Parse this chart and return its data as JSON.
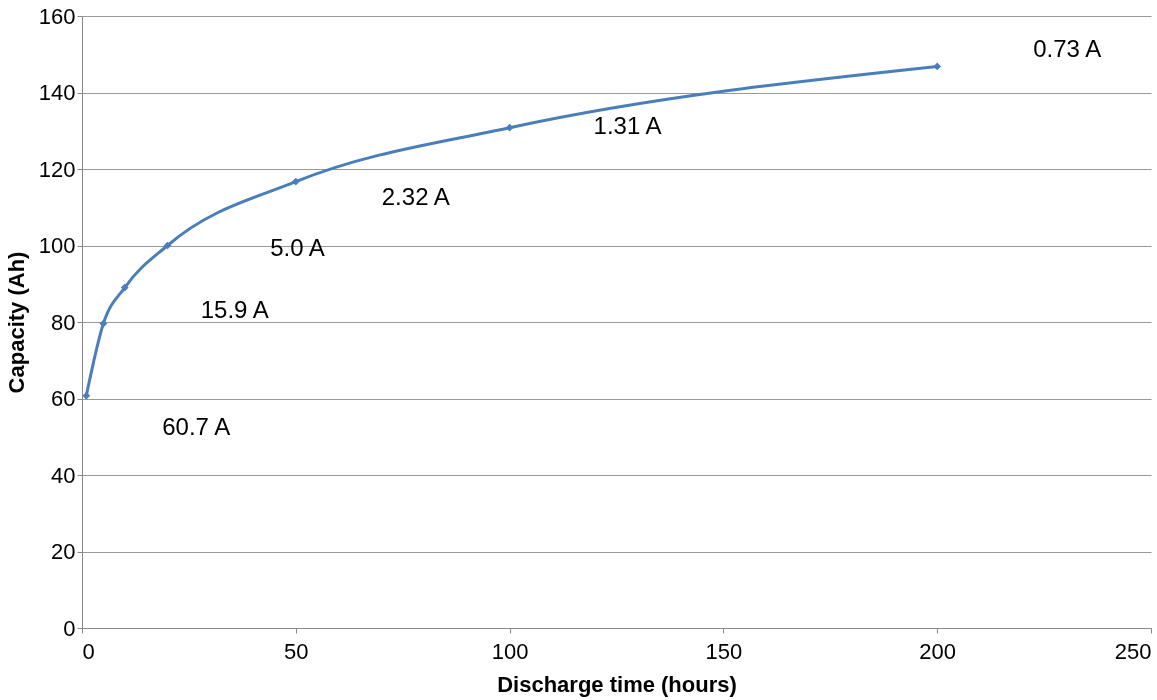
{
  "chart_data": {
    "type": "line",
    "xlabel": "Discharge time (hours)",
    "ylabel": "Capacity (Ah)",
    "x": [
      1,
      5,
      10,
      20,
      50,
      100,
      200
    ],
    "series": [
      {
        "color": "#4a7ebb",
        "values": [
          60.7,
          79.6,
          89,
          100,
          116.7,
          130.8,
          146.8
        ]
      }
    ],
    "xlim": [
      0,
      250
    ],
    "xticks": [
      0,
      50,
      100,
      150,
      200,
      250
    ],
    "ylim": [
      0,
      160
    ],
    "yticks": [
      0,
      20,
      40,
      60,
      80,
      100,
      120,
      140,
      160
    ],
    "grid": "y",
    "marker": "diamond",
    "line_style": "solid",
    "annotations": [
      "60.7 A",
      "15.9 A",
      "5.0 A",
      "2.32 A",
      "1.31 A",
      "0.73 A"
    ]
  }
}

■ **PROBLEM**: Transcribe all the data word for word; the images stay out.

■ **EXPECTED ANSWER**:
Parse this chart and return its data as JSON.
{
  "chart_data": {
    "type": "line",
    "xlabel": "Discharge time (hours)",
    "ylabel": "Capacity (Ah)",
    "x": [
      1,
      5,
      10,
      20,
      50,
      100,
      200
    ],
    "series": [
      {
        "color": "#4a7ebb",
        "values": [
          60.7,
          79.6,
          89,
          100,
          116.7,
          130.8,
          146.8
        ]
      }
    ],
    "xlim": [
      0,
      250
    ],
    "xticks": [
      0,
      50,
      100,
      150,
      200,
      250
    ],
    "ylim": [
      0,
      160
    ],
    "yticks": [
      0,
      20,
      40,
      60,
      80,
      100,
      120,
      140,
      160
    ],
    "grid": "y",
    "marker": "diamond",
    "line_style": "solid",
    "annotations": [
      "60.7 A",
      "15.9 A",
      "5.0 A",
      "2.32 A",
      "1.31 A",
      "0.73 A"
    ]
  }
}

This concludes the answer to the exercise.